EXCERTO FORNECIDO:
********

Ainda como fruto dessa Conferência, foi fundada a Global Alliance for Transforming Education (GATE), que elaborou o documento intitulado Educação 2000: uma perspectiva holística, onde constam os dez princípios que atualmente servem de referência a todos os educadores holísticos do mundo:

Princípio I: educar para o desenvolvimento humano; Princípio II: respeitar os alunos como indivíduos; Princípio III: o papel central da experiência; Princípio IV: educação holística; Princípio V: o novo papel dos educadores; Princípio VI: liberdade de escolha; Princípio VII: educar para uma democracia participativa; Princípio VIII: educar para uma cidadania global; Princípio IX: educar para a alfabetização da Terra; Princípio X: espiritualidade e educação.

********

(Dados de reconhecimento da estrutura de documentos)

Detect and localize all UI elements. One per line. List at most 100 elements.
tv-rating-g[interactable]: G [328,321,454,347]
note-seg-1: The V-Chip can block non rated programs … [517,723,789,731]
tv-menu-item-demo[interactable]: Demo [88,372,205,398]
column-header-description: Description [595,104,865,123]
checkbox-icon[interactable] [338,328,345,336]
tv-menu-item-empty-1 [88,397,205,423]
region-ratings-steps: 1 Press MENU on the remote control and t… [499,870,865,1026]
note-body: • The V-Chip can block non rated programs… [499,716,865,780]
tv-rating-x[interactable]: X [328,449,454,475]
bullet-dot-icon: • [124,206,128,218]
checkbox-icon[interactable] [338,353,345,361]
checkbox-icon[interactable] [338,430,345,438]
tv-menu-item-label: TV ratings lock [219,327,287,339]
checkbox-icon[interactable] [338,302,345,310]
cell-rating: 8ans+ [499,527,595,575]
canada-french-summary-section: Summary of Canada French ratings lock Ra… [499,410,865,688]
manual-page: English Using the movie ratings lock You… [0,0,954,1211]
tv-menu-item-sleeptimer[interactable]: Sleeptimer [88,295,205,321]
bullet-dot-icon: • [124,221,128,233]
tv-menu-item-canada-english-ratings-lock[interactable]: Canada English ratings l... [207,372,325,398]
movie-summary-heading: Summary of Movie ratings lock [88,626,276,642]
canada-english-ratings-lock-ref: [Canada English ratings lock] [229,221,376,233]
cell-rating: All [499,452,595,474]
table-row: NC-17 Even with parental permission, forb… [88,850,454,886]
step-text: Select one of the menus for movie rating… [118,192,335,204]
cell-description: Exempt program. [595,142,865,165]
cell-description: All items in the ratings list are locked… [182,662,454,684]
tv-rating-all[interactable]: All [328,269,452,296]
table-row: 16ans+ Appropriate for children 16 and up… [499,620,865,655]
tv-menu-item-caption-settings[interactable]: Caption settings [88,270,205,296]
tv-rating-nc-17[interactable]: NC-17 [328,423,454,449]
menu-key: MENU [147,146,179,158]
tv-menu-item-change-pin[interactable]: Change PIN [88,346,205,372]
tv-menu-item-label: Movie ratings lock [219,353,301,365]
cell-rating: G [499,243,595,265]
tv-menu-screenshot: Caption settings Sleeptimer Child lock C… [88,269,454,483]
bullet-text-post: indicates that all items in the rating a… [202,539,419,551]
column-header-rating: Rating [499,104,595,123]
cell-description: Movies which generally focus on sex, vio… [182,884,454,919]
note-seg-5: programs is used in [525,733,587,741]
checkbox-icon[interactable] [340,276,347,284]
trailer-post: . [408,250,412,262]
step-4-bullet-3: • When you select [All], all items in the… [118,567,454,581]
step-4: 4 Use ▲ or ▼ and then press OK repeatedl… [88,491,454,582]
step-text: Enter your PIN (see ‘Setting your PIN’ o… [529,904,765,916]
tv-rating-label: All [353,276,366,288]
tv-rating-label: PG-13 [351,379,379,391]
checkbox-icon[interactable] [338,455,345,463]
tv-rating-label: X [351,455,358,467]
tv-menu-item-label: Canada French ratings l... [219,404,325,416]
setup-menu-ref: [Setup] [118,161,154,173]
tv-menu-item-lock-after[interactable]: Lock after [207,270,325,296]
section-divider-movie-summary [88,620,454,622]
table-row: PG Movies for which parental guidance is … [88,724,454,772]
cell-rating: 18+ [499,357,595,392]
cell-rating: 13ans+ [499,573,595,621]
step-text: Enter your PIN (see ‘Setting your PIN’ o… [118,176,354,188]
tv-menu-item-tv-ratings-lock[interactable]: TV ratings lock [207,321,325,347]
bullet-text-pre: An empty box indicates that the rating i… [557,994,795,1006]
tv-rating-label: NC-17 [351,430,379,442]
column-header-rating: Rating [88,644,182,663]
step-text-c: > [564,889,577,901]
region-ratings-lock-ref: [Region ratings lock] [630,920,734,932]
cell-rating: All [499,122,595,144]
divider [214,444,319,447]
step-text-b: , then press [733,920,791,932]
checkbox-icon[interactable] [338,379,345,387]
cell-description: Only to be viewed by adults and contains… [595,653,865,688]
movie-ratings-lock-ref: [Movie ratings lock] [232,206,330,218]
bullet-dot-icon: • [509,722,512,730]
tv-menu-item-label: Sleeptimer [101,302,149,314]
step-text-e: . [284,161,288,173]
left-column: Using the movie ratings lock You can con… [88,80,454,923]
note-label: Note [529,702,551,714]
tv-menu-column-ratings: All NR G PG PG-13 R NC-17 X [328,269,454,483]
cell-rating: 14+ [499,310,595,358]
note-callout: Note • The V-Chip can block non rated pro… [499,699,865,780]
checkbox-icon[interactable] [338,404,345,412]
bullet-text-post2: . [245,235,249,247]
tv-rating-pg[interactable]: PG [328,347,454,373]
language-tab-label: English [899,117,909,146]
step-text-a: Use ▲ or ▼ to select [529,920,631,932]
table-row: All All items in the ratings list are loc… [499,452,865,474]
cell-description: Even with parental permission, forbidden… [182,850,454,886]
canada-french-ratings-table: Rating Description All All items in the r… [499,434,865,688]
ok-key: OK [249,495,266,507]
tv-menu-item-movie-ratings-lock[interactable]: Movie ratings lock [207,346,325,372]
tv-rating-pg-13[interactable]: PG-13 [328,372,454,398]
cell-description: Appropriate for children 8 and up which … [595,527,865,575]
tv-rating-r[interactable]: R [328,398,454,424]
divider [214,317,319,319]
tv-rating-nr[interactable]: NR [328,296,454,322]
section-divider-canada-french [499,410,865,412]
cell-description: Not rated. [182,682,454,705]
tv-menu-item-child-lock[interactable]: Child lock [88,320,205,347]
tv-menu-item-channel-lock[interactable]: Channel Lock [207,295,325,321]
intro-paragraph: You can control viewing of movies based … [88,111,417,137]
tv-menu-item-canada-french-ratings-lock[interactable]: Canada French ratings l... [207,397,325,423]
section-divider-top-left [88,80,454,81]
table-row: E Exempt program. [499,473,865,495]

********

TAREFA A:
Responda, com base no excerto sobre educação holística:
(i) Que organização foi fundada como fruto da Conferência?
(ii) Qual é o título do documento elaborado por essa organização?
(iii) Qual é o enunciado do Princípio VI?
TAREFA B: Retome o excerto sobre educação holística e dê continuidade ao texto a partir da lista dos dez princípios.

RESPOSTA A:
(i) A Global Alliance for Transforming Education (GATE).
(ii) Educação 2000: uma perspectiva holística.
(iii) Liberdade de escolha.

RESPOSTA B:
A Educação holística tem por finalidade restabelecer as conexões de todas as esferas da vida (POVALUK, 2011, p. 7242). Esta afirmação está de acordo com os ensinos de Yus:

A educação holística não se centra na determinação de quais fatos ou habilidades os adultos deveriam ensinar as crianças, mas na criação de uma comunidade de aprendizagem que estimule o crescimento do envolvimento criativo e interrogativo da pessoa humana. Ela é nutridora de pessoas saudáveis, completas e curiosas, que podem aprender qualquer coisa que precisem e em qualquer contexto (YUS, 2002, p. 17).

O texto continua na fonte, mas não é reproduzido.